#### Source excerpt
--------------------
In my new home I notice my pace of life has changed a lot. Truth to tell, it has slowed down. I, who have always raced from one task to the next, find myself lingering over breakfast because I sit where the sunlight comes in through my window.
It took me a couple of weeks pottering around cleaning my already clean hob, or polishing the kettle (and pinching myself because I only ever did that stuff under duress) to understand what was going on. Because I am no domestic goddess, you understand.
What I was really doing was being happy. And what I discovered was that this kind of happiness, which is all about contentment and being at peace, takes time.
Please don’t misunderstand me. I’m not saying that cleaning a hob or polishing that peculiarly British necessity the kettle, is essential to happiness. I am simply recording another – joyful - stage along the journey to healing.
In an abusive relationship your time and your state cease to be your own. Whether or not your abusive partner is with you all the time he casts a long shadow. This is exactly the way he wants it. If he is to have the power over you that he desires, then you must feel anxious on his account at all times.
--------------------
#### Provided material

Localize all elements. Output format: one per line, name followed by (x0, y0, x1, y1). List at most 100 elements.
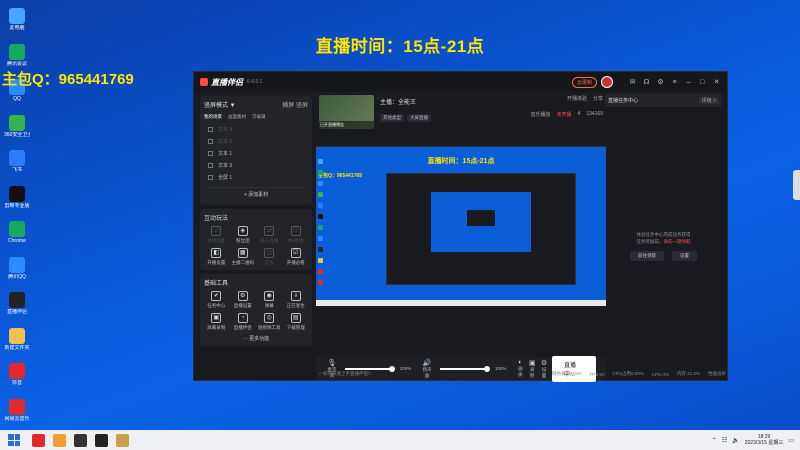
--------------------
#### What to work on
List every household object that the passage about life in a new home mentions. The lines shown here have no connection to the passage above.

#### Response to this task
window, hob, kettle